Collection entries:

________

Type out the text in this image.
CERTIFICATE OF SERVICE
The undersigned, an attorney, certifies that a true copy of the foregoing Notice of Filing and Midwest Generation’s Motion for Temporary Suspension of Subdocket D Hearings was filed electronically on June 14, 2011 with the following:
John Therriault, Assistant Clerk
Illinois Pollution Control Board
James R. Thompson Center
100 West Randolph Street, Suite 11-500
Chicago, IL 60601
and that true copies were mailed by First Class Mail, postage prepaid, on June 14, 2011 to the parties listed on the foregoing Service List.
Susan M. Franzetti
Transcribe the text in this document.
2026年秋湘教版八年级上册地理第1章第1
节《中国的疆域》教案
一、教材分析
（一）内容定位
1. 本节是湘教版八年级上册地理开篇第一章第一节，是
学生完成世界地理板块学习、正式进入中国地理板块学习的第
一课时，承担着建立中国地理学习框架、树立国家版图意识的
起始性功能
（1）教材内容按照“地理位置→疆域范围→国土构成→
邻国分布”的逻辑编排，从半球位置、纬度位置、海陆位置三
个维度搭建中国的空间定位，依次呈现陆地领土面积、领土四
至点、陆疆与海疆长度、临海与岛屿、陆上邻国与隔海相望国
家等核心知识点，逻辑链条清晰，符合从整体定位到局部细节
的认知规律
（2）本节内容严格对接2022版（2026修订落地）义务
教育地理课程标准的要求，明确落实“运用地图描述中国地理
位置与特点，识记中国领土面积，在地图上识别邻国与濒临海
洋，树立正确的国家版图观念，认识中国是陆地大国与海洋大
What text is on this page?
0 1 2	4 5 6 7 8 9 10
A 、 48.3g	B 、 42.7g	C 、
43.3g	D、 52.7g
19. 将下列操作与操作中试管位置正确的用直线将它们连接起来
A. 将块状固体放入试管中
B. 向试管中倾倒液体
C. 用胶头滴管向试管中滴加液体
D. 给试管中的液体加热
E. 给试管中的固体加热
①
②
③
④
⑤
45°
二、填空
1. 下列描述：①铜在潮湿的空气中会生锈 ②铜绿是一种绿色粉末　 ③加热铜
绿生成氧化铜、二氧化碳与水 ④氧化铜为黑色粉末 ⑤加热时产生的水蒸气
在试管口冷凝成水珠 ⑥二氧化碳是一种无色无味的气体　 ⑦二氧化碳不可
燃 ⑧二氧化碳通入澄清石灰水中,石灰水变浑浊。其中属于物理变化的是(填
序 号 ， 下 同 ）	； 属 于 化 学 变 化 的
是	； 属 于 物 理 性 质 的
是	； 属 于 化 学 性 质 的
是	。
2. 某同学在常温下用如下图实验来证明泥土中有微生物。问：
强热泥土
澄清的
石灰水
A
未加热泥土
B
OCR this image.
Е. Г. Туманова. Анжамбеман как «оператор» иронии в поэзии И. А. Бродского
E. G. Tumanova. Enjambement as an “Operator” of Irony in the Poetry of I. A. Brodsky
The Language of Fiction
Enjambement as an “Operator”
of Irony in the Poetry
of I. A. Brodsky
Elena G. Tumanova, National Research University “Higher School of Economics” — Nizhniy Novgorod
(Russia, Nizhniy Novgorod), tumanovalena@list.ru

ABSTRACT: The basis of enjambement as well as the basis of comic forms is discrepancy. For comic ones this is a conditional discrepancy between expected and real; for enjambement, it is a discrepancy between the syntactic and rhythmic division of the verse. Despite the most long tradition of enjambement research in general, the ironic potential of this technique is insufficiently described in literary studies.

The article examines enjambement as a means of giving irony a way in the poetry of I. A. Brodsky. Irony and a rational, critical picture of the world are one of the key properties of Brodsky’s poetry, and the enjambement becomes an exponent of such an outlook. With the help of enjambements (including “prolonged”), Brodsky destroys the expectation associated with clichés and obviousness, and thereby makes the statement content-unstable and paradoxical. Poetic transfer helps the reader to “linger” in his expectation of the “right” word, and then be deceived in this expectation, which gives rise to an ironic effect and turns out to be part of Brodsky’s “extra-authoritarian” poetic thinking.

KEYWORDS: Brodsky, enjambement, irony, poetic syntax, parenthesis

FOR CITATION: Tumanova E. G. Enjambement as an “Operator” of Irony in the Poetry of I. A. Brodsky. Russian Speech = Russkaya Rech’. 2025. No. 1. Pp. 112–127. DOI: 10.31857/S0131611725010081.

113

________

Look through the entries and find each line that has the string "June". Copy those lines.

The undersigned, an attorney, certifies that a true copy of the foregoing Notice of Filing and Midwest Generation’s Motion for Temporary Suspension of Subdocket D Hearings was filed electronically on June 14, 2011 with the following:
and that true copies were mailed by First Class Mail, postage prepaid, on June 14, 2011 to the parties listed on the foregoing Service List.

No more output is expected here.